### BRIEF
Copy out the item below word for word, line by line, but leave out the picture.
** begin STORED ROWS **
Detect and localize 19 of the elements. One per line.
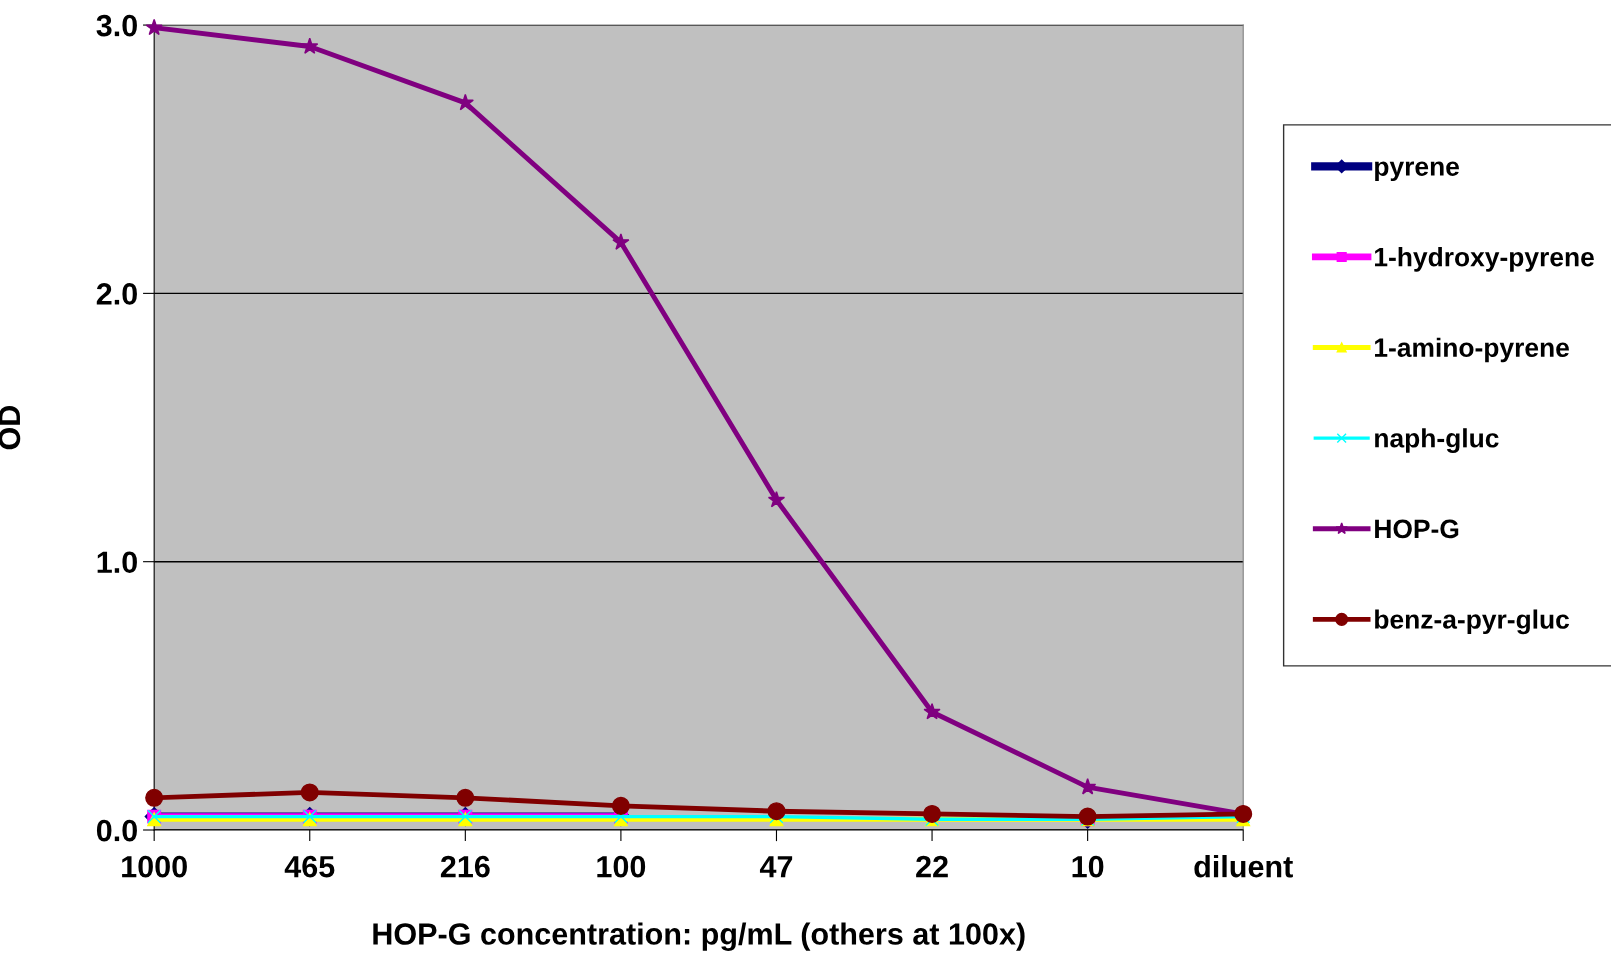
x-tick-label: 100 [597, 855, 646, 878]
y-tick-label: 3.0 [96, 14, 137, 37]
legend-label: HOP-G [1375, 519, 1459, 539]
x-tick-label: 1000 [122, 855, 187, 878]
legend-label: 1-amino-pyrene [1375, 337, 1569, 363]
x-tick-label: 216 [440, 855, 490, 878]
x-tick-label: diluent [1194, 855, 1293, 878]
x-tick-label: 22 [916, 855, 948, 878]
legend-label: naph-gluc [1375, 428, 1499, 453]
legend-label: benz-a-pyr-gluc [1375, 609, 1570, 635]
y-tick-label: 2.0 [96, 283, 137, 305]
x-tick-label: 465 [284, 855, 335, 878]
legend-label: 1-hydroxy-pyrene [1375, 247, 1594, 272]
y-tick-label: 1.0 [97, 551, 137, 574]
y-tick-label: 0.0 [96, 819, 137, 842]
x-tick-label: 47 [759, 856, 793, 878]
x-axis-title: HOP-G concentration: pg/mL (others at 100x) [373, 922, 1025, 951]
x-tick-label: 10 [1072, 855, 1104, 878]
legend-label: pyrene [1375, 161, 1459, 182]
** end STORED ROWS **
### TASK ANSWER
Detect and localize 19 of the elements. One per line.
x-tick-label: 100 [597, 855, 646, 878]
y-tick-label: 3.0 [96, 14, 137, 37]
legend-label: HOP-G [1375, 519, 1459, 539]
x-tick-label: 1000 [122, 855, 187, 878]
legend-label: 1-amino-pyrene [1375, 337, 1569, 363]
x-tick-label: 216 [440, 855, 490, 878]
x-tick-label: diluent [1194, 855, 1293, 878]
x-tick-label: 22 [916, 855, 948, 878]
legend-label: naph-gluc [1375, 428, 1499, 453]
legend-label: benz-a-pyr-gluc [1375, 609, 1570, 635]
y-tick-label: 2.0 [96, 283, 137, 305]
x-tick-label: 465 [284, 855, 335, 878]
legend-label: 1-hydroxy-pyrene [1375, 247, 1594, 272]
y-tick-label: 1.0 [97, 551, 137, 574]
y-tick-label: 0.0 [96, 819, 137, 842]
x-tick-label: 47 [759, 856, 793, 878]
x-axis-title: HOP-G concentration: pg/mL (others at 100x) [373, 922, 1025, 951]
x-tick-label: 10 [1072, 855, 1104, 878]
legend-label: pyrene [1375, 161, 1459, 182]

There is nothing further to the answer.